— Start of RECORD EXCERPTS —

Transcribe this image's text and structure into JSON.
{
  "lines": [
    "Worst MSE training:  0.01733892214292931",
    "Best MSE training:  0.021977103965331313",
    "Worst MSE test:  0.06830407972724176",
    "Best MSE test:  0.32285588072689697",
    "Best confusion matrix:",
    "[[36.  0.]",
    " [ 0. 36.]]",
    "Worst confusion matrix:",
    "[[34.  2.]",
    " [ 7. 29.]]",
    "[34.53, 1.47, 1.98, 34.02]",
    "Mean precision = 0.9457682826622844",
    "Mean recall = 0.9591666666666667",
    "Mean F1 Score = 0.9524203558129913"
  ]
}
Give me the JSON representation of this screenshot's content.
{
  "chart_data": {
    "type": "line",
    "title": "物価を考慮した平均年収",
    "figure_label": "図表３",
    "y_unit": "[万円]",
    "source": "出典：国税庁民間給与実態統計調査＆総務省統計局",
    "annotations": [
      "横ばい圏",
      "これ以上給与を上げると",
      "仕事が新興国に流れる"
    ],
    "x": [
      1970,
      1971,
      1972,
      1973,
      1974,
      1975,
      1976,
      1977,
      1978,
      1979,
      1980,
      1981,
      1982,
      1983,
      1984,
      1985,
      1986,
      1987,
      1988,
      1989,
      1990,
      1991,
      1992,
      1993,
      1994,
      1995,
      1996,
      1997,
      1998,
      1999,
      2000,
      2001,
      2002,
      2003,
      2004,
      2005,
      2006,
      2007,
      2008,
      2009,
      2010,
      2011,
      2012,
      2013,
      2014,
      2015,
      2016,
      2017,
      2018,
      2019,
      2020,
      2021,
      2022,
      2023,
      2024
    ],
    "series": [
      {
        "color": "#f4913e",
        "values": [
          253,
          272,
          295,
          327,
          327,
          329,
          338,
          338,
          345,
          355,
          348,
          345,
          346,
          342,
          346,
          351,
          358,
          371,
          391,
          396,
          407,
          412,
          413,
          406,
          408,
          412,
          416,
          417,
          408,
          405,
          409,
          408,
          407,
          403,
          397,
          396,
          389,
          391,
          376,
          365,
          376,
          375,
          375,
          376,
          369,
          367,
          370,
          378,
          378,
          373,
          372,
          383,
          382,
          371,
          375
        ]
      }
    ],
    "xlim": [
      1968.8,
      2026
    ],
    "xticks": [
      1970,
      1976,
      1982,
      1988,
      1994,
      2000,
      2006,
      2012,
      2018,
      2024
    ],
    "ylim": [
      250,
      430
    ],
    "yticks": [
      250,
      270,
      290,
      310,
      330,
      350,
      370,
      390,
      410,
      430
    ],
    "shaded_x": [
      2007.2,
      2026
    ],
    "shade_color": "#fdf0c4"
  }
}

— End of RECORD EXCERPTS —

▶ _AIM_:
Look for "Mean" and pull out every line that has it.

▶ _TASK OUTPUT_:
    "Mean precision = 0.9457682826622844",
    "Mean recall = 0.9591666666666667",
    "Mean F1 Score = 0.9524203558129913"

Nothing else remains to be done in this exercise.